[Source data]
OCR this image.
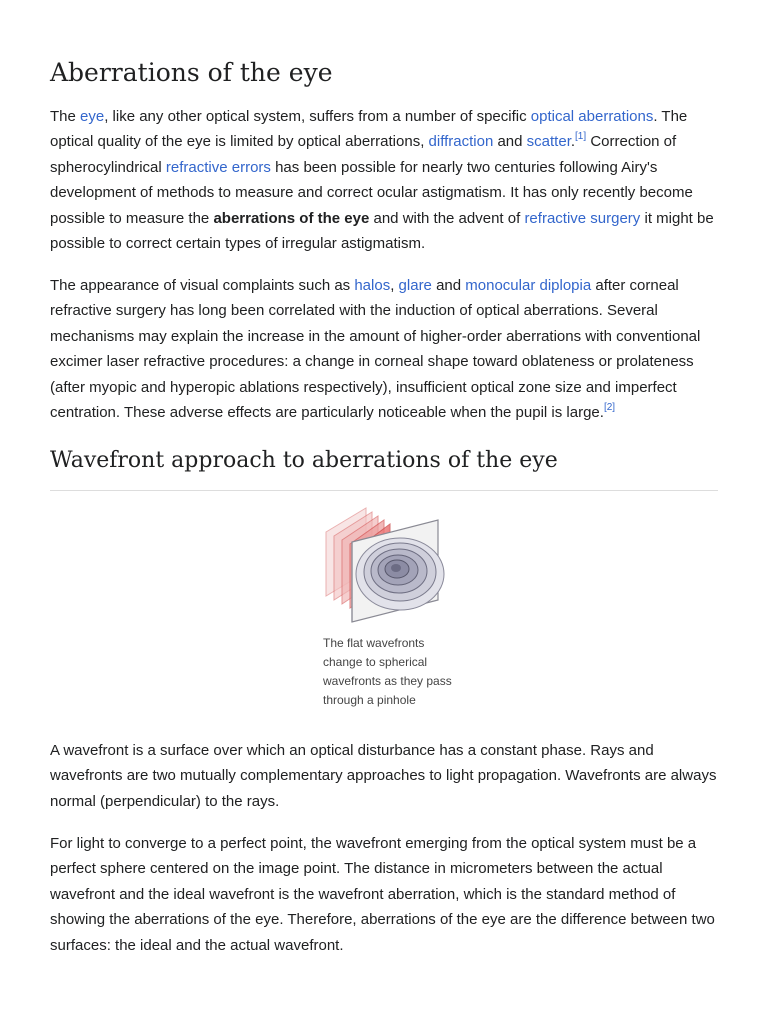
Aberrations of the eye

The eye, like any other optical system, suffers from a number of specific optical aberrations. The optical quality of the eye is limited by optical aberrations, diffraction and scatter.[1] Correction of spherocylindrical refractive errors has been possible for nearly two centuries following Airy's development of methods to measure and correct ocular astigmatism. It has only recently become possible to measure the aberrations of the eye and with the advent of refractive surgery it might be possible to correct certain types of irregular astigmatism.

The appearance of visual complaints such as halos, glare and monocular diplopia after corneal refractive surgery has long been correlated with the induction of optical aberrations. Several mechanisms may explain the increase in the amount of higher-order aberrations with conventional excimer laser refractive procedures: a change in corneal shape toward oblateness or prolateness (after myopic and hyperopic ablations respectively), insufficient optical zone size and imperfect centration. These adverse effects are particularly noticeable when the pupil is large.[2]

Wavefront approach to aberrations of the eye

The flat wavefronts change to spherical wavefronts as they pass through a pinhole

A wavefront is a surface over which an optical disturbance has a constant phase. Rays and wavefronts are two mutually complementary approaches to light propagation. Wavefronts are always normal (perpendicular) to the rays.

For light to converge to a perfect point, the wavefront emerging from the optical system must be a perfect sphere centered on the image point. The distance in micrometers between the actual wavefront and the ideal wavefront is the wavefront aberration, which is the standard method of showing the aberrations of the eye. Therefore, aberrations of the eye are the difference between two surfaces: the ideal and the actual wavefront.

[What is needed]:
From the data, pick out every line that includes "change".

[Response to this task]:
The appearance of visual complaints such as halos, glare and monocular diplopia after corneal refractive surgery has long been correlated with the induction of optical aberrations. Several mechanisms may explain the increase in the amount of higher-order aberrations with conventional excimer laser refractive procedures: a change in corneal shape toward oblateness or prolateness (after myopic and hyperopic ablations respectively), insufficient optical zone size and imperfect centration. These adverse effects are particularly noticeable when the pupil is large.[2]
The flat wavefronts change to spherical wavefronts as they pass through a pinhole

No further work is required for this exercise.